Leave the pictures out and print every record below exactly as it stands.

--- START Input ---

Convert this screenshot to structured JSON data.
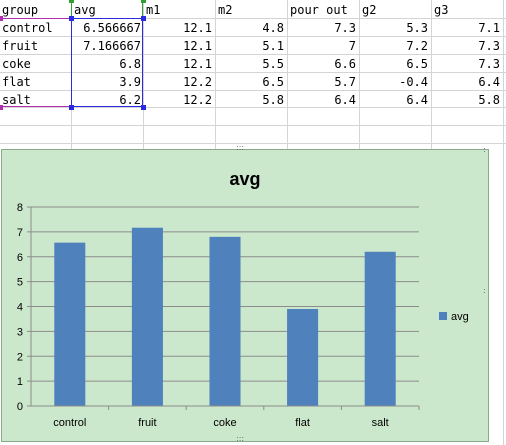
{
  "sheet": {
    "headers": [
      "group",
      "avg",
      "m1",
      "m2",
      "pour out",
      "g2",
      "g3"
    ],
    "rows": [
      [
        "control",
        "6.566667",
        "12.1",
        "4.8",
        "7.3",
        "5.3",
        "7.1"
      ],
      [
        "fruit",
        "7.166667",
        "12.1",
        "5.1",
        "7",
        "7.2",
        "7.3"
      ],
      [
        "coke",
        "6.8",
        "12.1",
        "5.5",
        "6.6",
        "6.5",
        "7.3"
      ],
      [
        "flat",
        "3.9",
        "12.2",
        "6.5",
        "5.7",
        "-0.4",
        "6.4"
      ],
      [
        "salt",
        "6.2",
        "12.2",
        "5.8",
        "6.4",
        "6.4",
        "5.8"
      ]
    ]
  },
  "colors": {
    "chart_bg": "#cce8cc",
    "bar": "#4f81bd",
    "avg_range_border": "#2a2ae0",
    "group_range_border": "#b030b0",
    "header_range_border": "#30a030"
  },
  "chart_data": {
    "type": "bar",
    "title": "avg",
    "categories": [
      "control",
      "fruit",
      "coke",
      "flat",
      "salt"
    ],
    "series": [
      {
        "name": "avg",
        "values": [
          6.566667,
          7.166667,
          6.8,
          3.9,
          6.2
        ]
      }
    ],
    "ylim": [
      0,
      8
    ],
    "yticks": [
      "0",
      "1",
      "2",
      "3",
      "4",
      "5",
      "6",
      "7",
      "8"
    ],
    "grid": true,
    "legend_position": "right"
  }
}
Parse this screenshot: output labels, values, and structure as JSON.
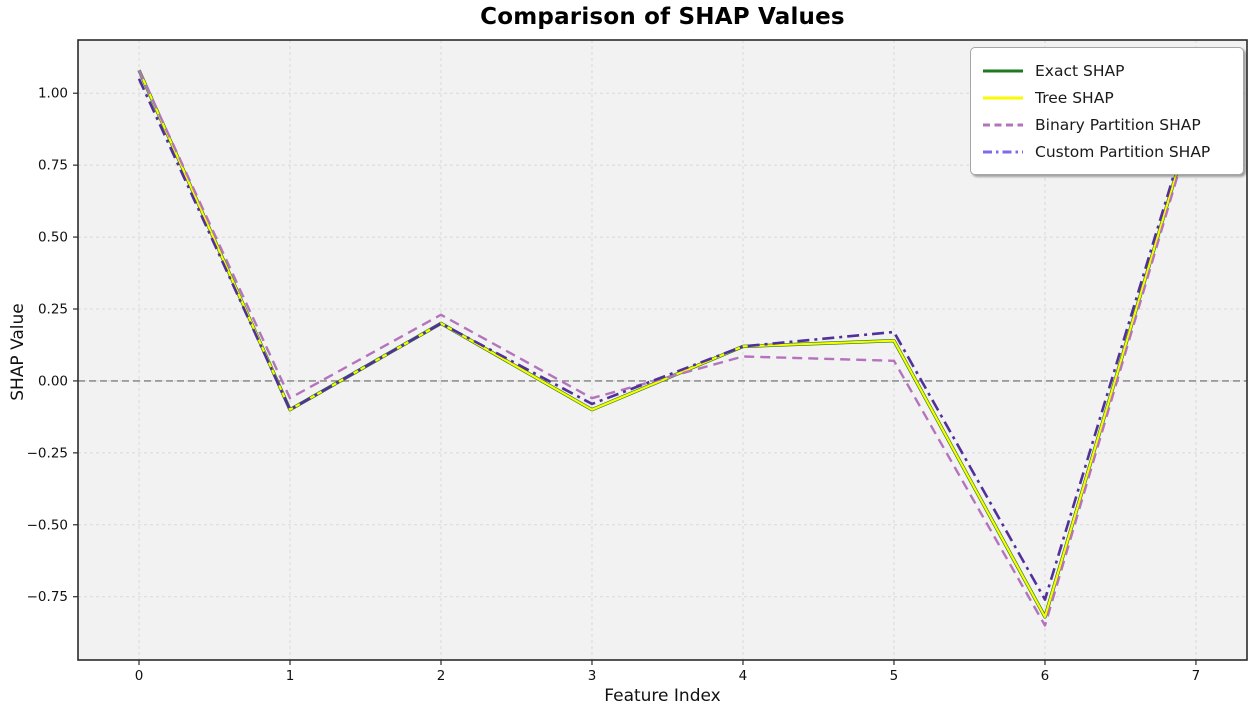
{
  "chart_data": {
    "type": "line",
    "title": "Comparison of SHAP Values",
    "xlabel": "Feature Index",
    "ylabel": "SHAP Value",
    "x": [
      0,
      1,
      2,
      3,
      4,
      5,
      6,
      7
    ],
    "series": [
      {
        "name": "Exact SHAP",
        "color": "#1f7a1f",
        "legend_color": "#1f7a1f",
        "dash": "solid",
        "width": 3.4,
        "values": [
          1.08,
          -0.1,
          0.2,
          -0.1,
          0.12,
          0.14,
          -0.82,
          0.95
        ]
      },
      {
        "name": "Tree SHAP",
        "color": "#fafa00",
        "legend_color": "#fafa00",
        "dash": "solid",
        "width": 2.2,
        "values": [
          1.08,
          -0.1,
          0.2,
          -0.1,
          0.12,
          0.14,
          -0.82,
          0.95
        ]
      },
      {
        "name": "Binary Partition SHAP",
        "color": "#b573bd",
        "legend_color": "#b573bd",
        "dash": "dashed",
        "width": 2.4,
        "values": [
          1.08,
          -0.06,
          0.23,
          -0.06,
          0.085,
          0.07,
          -0.85,
          0.93
        ]
      },
      {
        "name": "Custom Partition SHAP",
        "color": "#52309b",
        "legend_color": "#7c6ce8",
        "dash": "dashdot",
        "width": 2.6,
        "values": [
          1.05,
          -0.1,
          0.2,
          -0.08,
          0.12,
          0.17,
          -0.76,
          0.97
        ]
      }
    ],
    "yticks": [
      {
        "label": "1.00",
        "v": 1.0
      },
      {
        "label": "0.75",
        "v": 0.75
      },
      {
        "label": "0.50",
        "v": 0.5
      },
      {
        "label": "0.25",
        "v": 0.25
      },
      {
        "label": "0.00",
        "v": 0.0
      },
      {
        "label": "−0.25",
        "v": -0.25
      },
      {
        "label": "−0.50",
        "v": -0.5
      },
      {
        "label": "−0.75",
        "v": -0.75
      }
    ],
    "xticks": [
      {
        "label": "0",
        "v": 0
      },
      {
        "label": "1",
        "v": 1
      },
      {
        "label": "2",
        "v": 2
      },
      {
        "label": "3",
        "v": 3
      },
      {
        "label": "4",
        "v": 4
      },
      {
        "label": "5",
        "v": 5
      },
      {
        "label": "6",
        "v": 6
      },
      {
        "label": "7",
        "v": 7
      }
    ],
    "ylim": [
      -0.97,
      1.185
    ],
    "xlim": [
      -0.404,
      7.338
    ],
    "grid": "dashed",
    "zero_line": true,
    "legend_position": "upper right",
    "colors": {
      "figure_bg": "#ffffff",
      "plot_bg": "#f2f2f2",
      "grid": "#d9d9d9",
      "spine": "#2b2b2b",
      "zero_line": "#808080",
      "tick_text": "#111111"
    }
  }
}
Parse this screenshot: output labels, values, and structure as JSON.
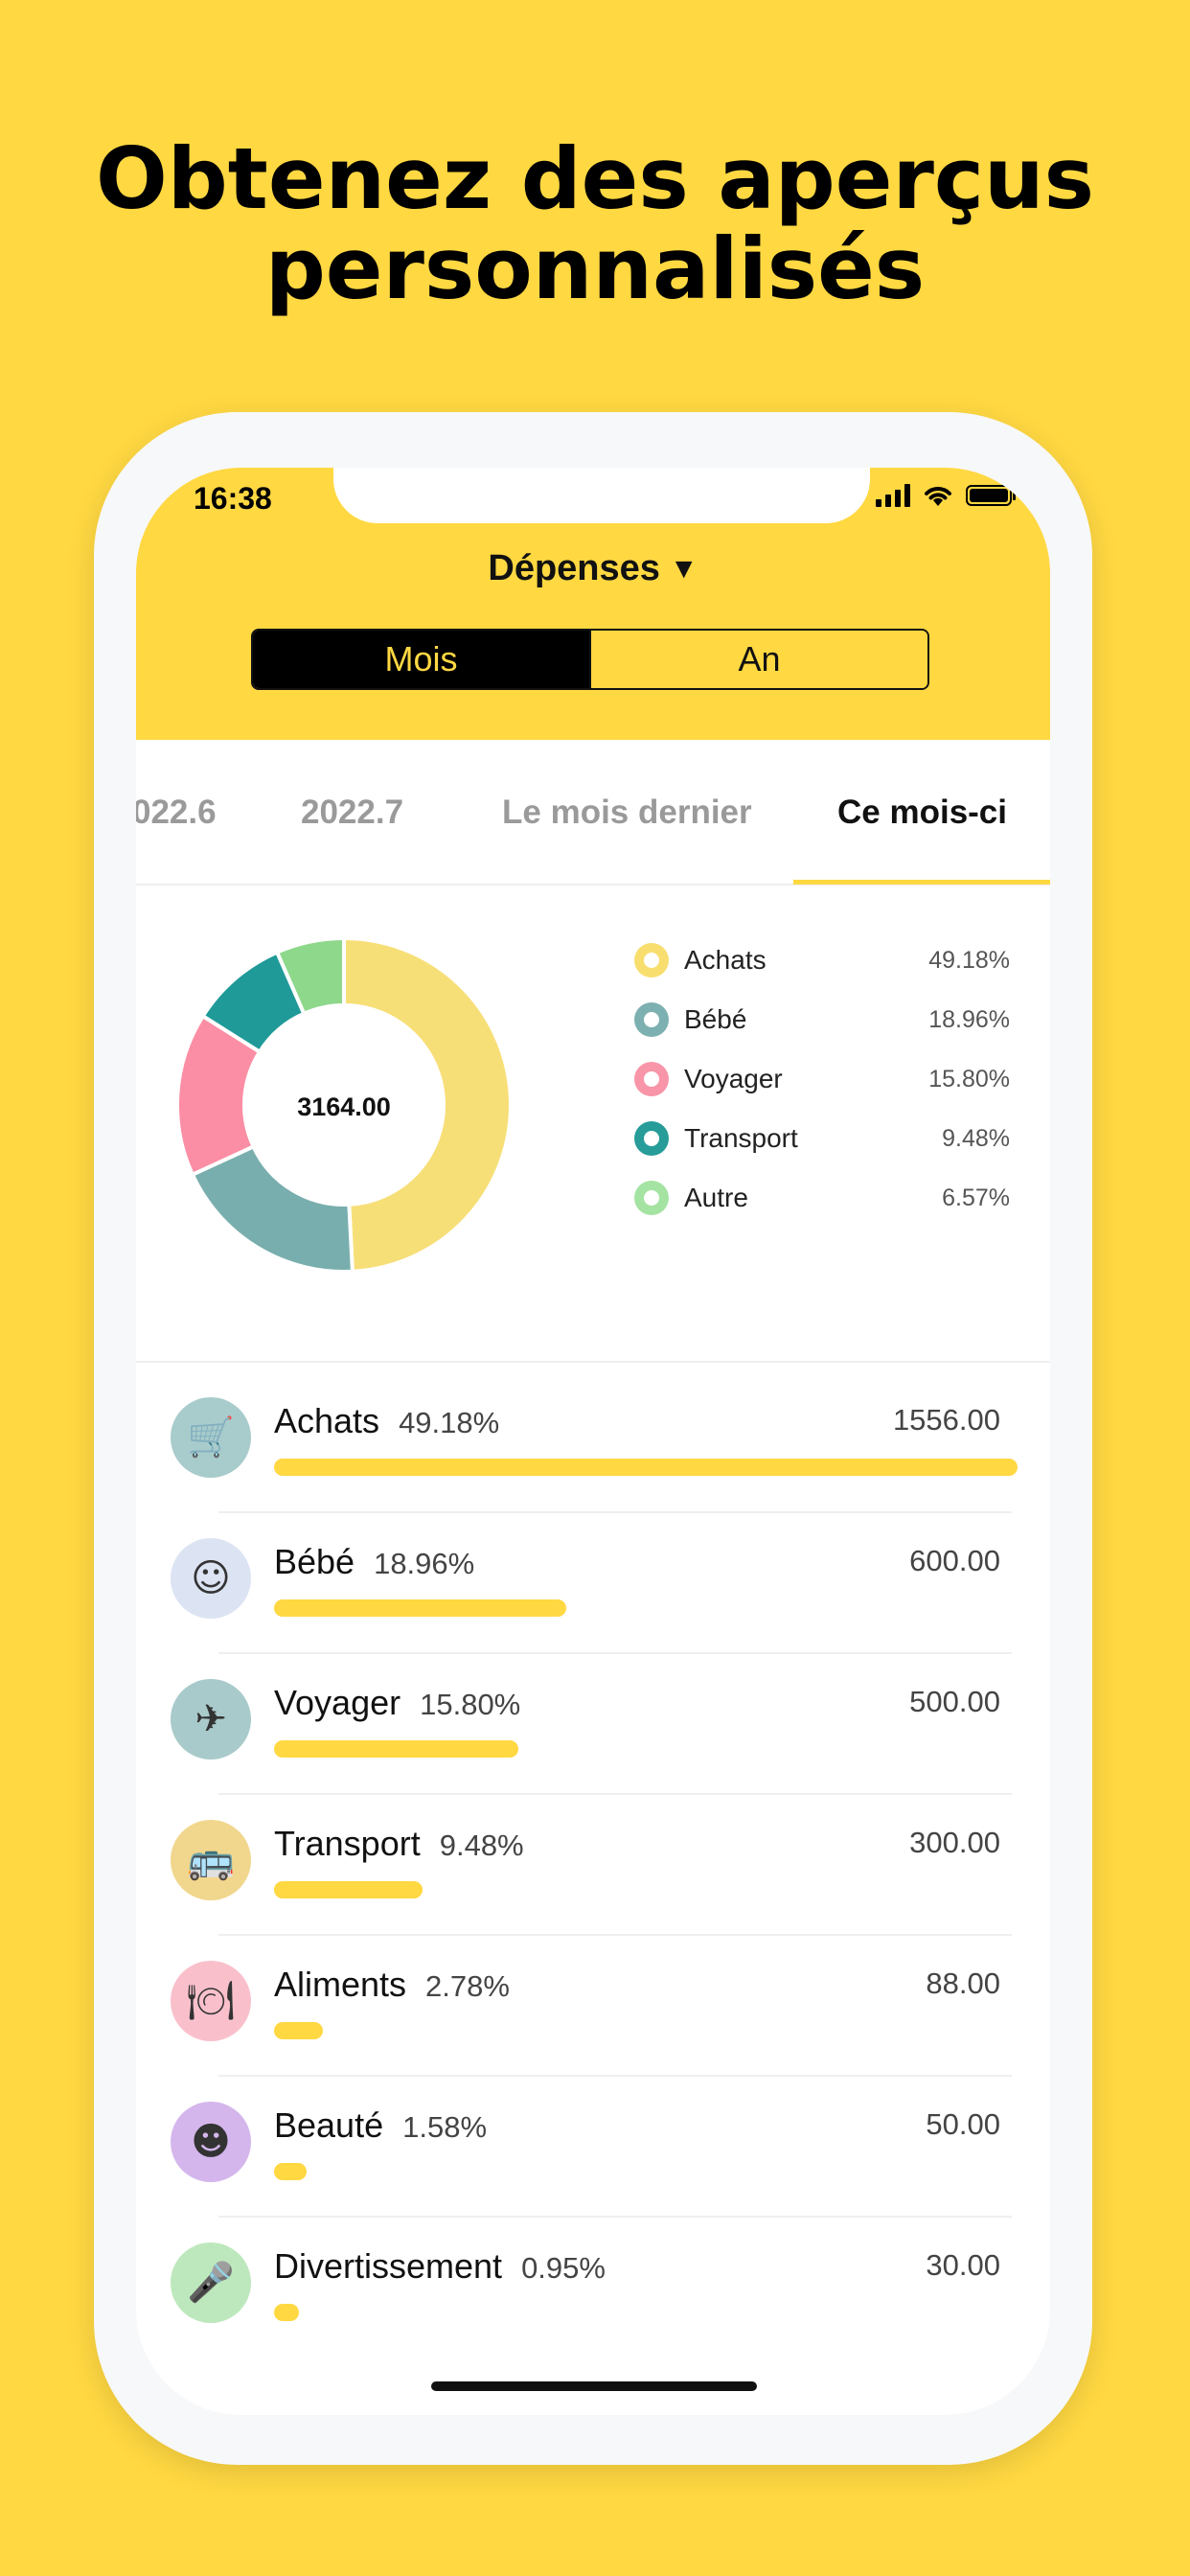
{
  "headline": {
    "line1": "Obtenez des aperçus",
    "line2": "personnalisés"
  },
  "status_bar": {
    "time": "16:38"
  },
  "header": {
    "title": "Dépenses",
    "caret": "▼",
    "segments": [
      {
        "label": "Mois",
        "active": true
      },
      {
        "label": "An",
        "active": false
      }
    ]
  },
  "period_tabs": [
    {
      "label": "022.6",
      "active": false
    },
    {
      "label": "2022.7",
      "active": false
    },
    {
      "label": "Le mois dernier",
      "active": false
    },
    {
      "label": "Ce mois-ci",
      "active": true
    }
  ],
  "donut": {
    "total": "3164.00",
    "slices": [
      {
        "label": "Achats",
        "percent": "49.18%",
        "value": 49.18,
        "color": "#F7DF78",
        "dot": "#F8DE6E"
      },
      {
        "label": "Bébé",
        "percent": "18.96%",
        "value": 18.96,
        "color": "#79AEAE",
        "dot": "#7DB0B0"
      },
      {
        "label": "Voyager",
        "percent": "15.80%",
        "value": 15.8,
        "color": "#FB8EA4",
        "dot": "#F895A9"
      },
      {
        "label": "Transport",
        "percent": "9.48%",
        "value": 9.48,
        "color": "#1F9A98",
        "dot": "#279C99"
      },
      {
        "label": "Autre",
        "percent": "6.57%",
        "value": 6.57,
        "color": "#8ED88C",
        "dot": "#A4E3A2"
      }
    ]
  },
  "categories": [
    {
      "name": "Achats",
      "percent": "49.18%",
      "amount": "1556.00",
      "share": 1.0,
      "icon": "shopping-cart-icon",
      "icon_bg": "#A8CCCB",
      "glyph": "🛒"
    },
    {
      "name": "Bébé",
      "percent": "18.96%",
      "amount": "600.00",
      "share": 0.393,
      "icon": "baby-icon",
      "icon_bg": "#DCE3F3",
      "glyph": "☺"
    },
    {
      "name": "Voyager",
      "percent": "15.80%",
      "amount": "500.00",
      "share": 0.328,
      "icon": "airplane-icon",
      "icon_bg": "#A9CACA",
      "glyph": "✈"
    },
    {
      "name": "Transport",
      "percent": "9.48%",
      "amount": "300.00",
      "share": 0.2,
      "icon": "bus-icon",
      "icon_bg": "#F1D68D",
      "glyph": "🚌"
    },
    {
      "name": "Aliments",
      "percent": "2.78%",
      "amount": "88.00",
      "share": 0.066,
      "icon": "food-plate-icon",
      "icon_bg": "#F9C0CC",
      "glyph": "🍽"
    },
    {
      "name": "Beauté",
      "percent": "1.58%",
      "amount": "50.00",
      "share": 0.044,
      "icon": "beauty-head-icon",
      "icon_bg": "#D4B6EC",
      "glyph": "☻"
    },
    {
      "name": "Divertissement",
      "percent": "0.95%",
      "amount": "30.00",
      "share": 0.03,
      "icon": "microphone-icon",
      "icon_bg": "#BDE8BD",
      "glyph": "🎤"
    }
  ]
}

--- END Input ---

- [Full output]
Convert this screenshot to structured JSON data.
{
  "sheet": {
    "headers": [
      "group",
      "avg",
      "m1",
      "m2",
      "pour out",
      "g2",
      "g3"
    ],
    "rows": [
      [
        "control",
        "6.566667",
        "12.1",
        "4.8",
        "7.3",
        "5.3",
        "7.1"
      ],
      [
        "fruit",
        "7.166667",
        "12.1",
        "5.1",
        "7",
        "7.2",
        "7.3"
      ],
      [
        "coke",
        "6.8",
        "12.1",
        "5.5",
        "6.6",
        "6.5",
        "7.3"
      ],
      [
        "flat",
        "3.9",
        "12.2",
        "6.5",
        "5.7",
        "-0.4",
        "6.4"
      ],
      [
        "salt",
        "6.2",
        "12.2",
        "5.8",
        "6.4",
        "6.4",
        "5.8"
      ]
    ]
  },
  "colors": {
    "chart_bg": "#cce8cc",
    "bar": "#4f81bd",
    "avg_range_border": "#2a2ae0",
    "group_range_border": "#b030b0",
    "header_range_border": "#30a030"
  },
  "chart_data": {
    "type": "bar",
    "title": "avg",
    "categories": [
      "control",
      "fruit",
      "coke",
      "flat",
      "salt"
    ],
    "series": [
      {
        "name": "avg",
        "values": [
          6.566667,
          7.166667,
          6.8,
          3.9,
          6.2
        ]
      }
    ],
    "ylim": [
      0,
      8
    ],
    "yticks": [
      "0",
      "1",
      "2",
      "3",
      "4",
      "5",
      "6",
      "7",
      "8"
    ],
    "grid": true,
    "legend_position": "right"
  }
}
Parse this screenshot: output labels, values, and structure as JSON.
{
  "chart_data": {
    "type": "line",
    "title": "Comparison of SHAP Values",
    "xlabel": "Feature Index",
    "ylabel": "SHAP Value",
    "x": [
      0,
      1,
      2,
      3,
      4,
      5,
      6,
      7
    ],
    "series": [
      {
        "name": "Exact SHAP",
        "color": "#1f7a1f",
        "legend_color": "#1f7a1f",
        "dash": "solid",
        "width": 3.4,
        "values": [
          1.08,
          -0.1,
          0.2,
          -0.1,
          0.12,
          0.14,
          -0.82,
          0.95
        ]
      },
      {
        "name": "Tree SHAP",
        "color": "#fafa00",
        "legend_color": "#fafa00",
        "dash": "solid",
        "width": 2.2,
        "values": [
          1.08,
          -0.1,
          0.2,
          -0.1,
          0.12,
          0.14,
          -0.82,
          0.95
        ]
      },
      {
        "name": "Binary Partition SHAP",
        "color": "#b573bd",
        "legend_color": "#b573bd",
        "dash": "dashed",
        "width": 2.4,
        "values": [
          1.08,
          -0.06,
          0.23,
          -0.06,
          0.085,
          0.07,
          -0.85,
          0.93
        ]
      },
      {
        "name": "Custom Partition SHAP",
        "color": "#52309b",
        "legend_color": "#7c6ce8",
        "dash": "dashdot",
        "width": 2.6,
        "values": [
          1.05,
          -0.1,
          0.2,
          -0.08,
          0.12,
          0.17,
          -0.76,
          0.97
        ]
      }
    ],
    "yticks": [
      {
        "label": "1.00",
        "v": 1.0
      },
      {
        "label": "0.75",
        "v": 0.75
      },
      {
        "label": "0.50",
        "v": 0.5
      },
      {
        "label": "0.25",
        "v": 0.25
      },
      {
        "label": "0.00",
        "v": 0.0
      },
      {
        "label": "−0.25",
        "v": -0.25
      },
      {
        "label": "−0.50",
        "v": -0.5
      },
      {
        "label": "−0.75",
        "v": -0.75
      }
    ],
    "xticks": [
      {
        "label": "0",
        "v": 0
      },
      {
        "label": "1",
        "v": 1
      },
      {
        "label": "2",
        "v": 2
      },
      {
        "label": "3",
        "v": 3
      },
      {
        "label": "4",
        "v": 4
      },
      {
        "label": "5",
        "v": 5
      },
      {
        "label": "6",
        "v": 6
      },
      {
        "label": "7",
        "v": 7
      }
    ],
    "ylim": [
      -0.97,
      1.185
    ],
    "xlim": [
      -0.404,
      7.338
    ],
    "grid": "dashed",
    "zero_line": true,
    "legend_position": "upper right",
    "colors": {
      "figure_bg": "#ffffff",
      "plot_bg": "#f2f2f2",
      "grid": "#d9d9d9",
      "spine": "#2b2b2b",
      "zero_line": "#808080",
      "tick_text": "#111111"
    }
  }
}
Parse this screenshot: output labels, values, and structure as JSON.
{
  "headline": {
    "line1": "Obtenez des aperçus",
    "line2": "personnalisés"
  },
  "status_bar": {
    "time": "16:38"
  },
  "header": {
    "title": "Dépenses",
    "caret": "▼",
    "segments": [
      {
        "label": "Mois",
        "active": true
      },
      {
        "label": "An",
        "active": false
      }
    ]
  },
  "period_tabs": [
    {
      "label": "022.6",
      "active": false
    },
    {
      "label": "2022.7",
      "active": false
    },
    {
      "label": "Le mois dernier",
      "active": false
    },
    {
      "label": "Ce mois-ci",
      "active": true
    }
  ],
  "donut": {
    "total": "3164.00",
    "slices": [
      {
        "label": "Achats",
        "percent": "49.18%",
        "value": 49.18,
        "color": "#F7DF78",
        "dot": "#F8DE6E"
      },
      {
        "label": "Bébé",
        "percent": "18.96%",
        "value": 18.96,
        "color": "#79AEAE",
        "dot": "#7DB0B0"
      },
      {
        "label": "Voyager",
        "percent": "15.80%",
        "value": 15.8,
        "color": "#FB8EA4",
        "dot": "#F895A9"
      },
      {
        "label": "Transport",
        "percent": "9.48%",
        "value": 9.48,
        "color": "#1F9A98",
        "dot": "#279C99"
      },
      {
        "label": "Autre",
        "percent": "6.57%",
        "value": 6.57,
        "color": "#8ED88C",
        "dot": "#A4E3A2"
      }
    ]
  },
  "categories": [
    {
      "name": "Achats",
      "percent": "49.18%",
      "amount": "1556.00",
      "share": 1.0,
      "icon": "shopping-cart-icon",
      "icon_bg": "#A8CCCB",
      "glyph": "🛒"
    },
    {
      "name": "Bébé",
      "percent": "18.96%",
      "amount": "600.00",
      "share": 0.393,
      "icon": "baby-icon",
      "icon_bg": "#DCE3F3",
      "glyph": "☺"
    },
    {
      "name": "Voyager",
      "percent": "15.80%",
      "amount": "500.00",
      "share": 0.328,
      "icon": "airplane-icon",
      "icon_bg": "#A9CACA",
      "glyph": "✈"
    },
    {
      "name": "Transport",
      "percent": "9.48%",
      "amount": "300.00",
      "share": 0.2,
      "icon": "bus-icon",
      "icon_bg": "#F1D68D",
      "glyph": "🚌"
    },
    {
      "name": "Aliments",
      "percent": "2.78%",
      "amount": "88.00",
      "share": 0.066,
      "icon": "food-plate-icon",
      "icon_bg": "#F9C0CC",
      "glyph": "🍽"
    },
    {
      "name": "Beauté",
      "percent": "1.58%",
      "amount": "50.00",
      "share": 0.044,
      "icon": "beauty-head-icon",
      "icon_bg": "#D4B6EC",
      "glyph": "☻"
    },
    {
      "name": "Divertissement",
      "percent": "0.95%",
      "amount": "30.00",
      "share": 0.03,
      "icon": "microphone-icon",
      "icon_bg": "#BDE8BD",
      "glyph": "🎤"
    }
  ]
}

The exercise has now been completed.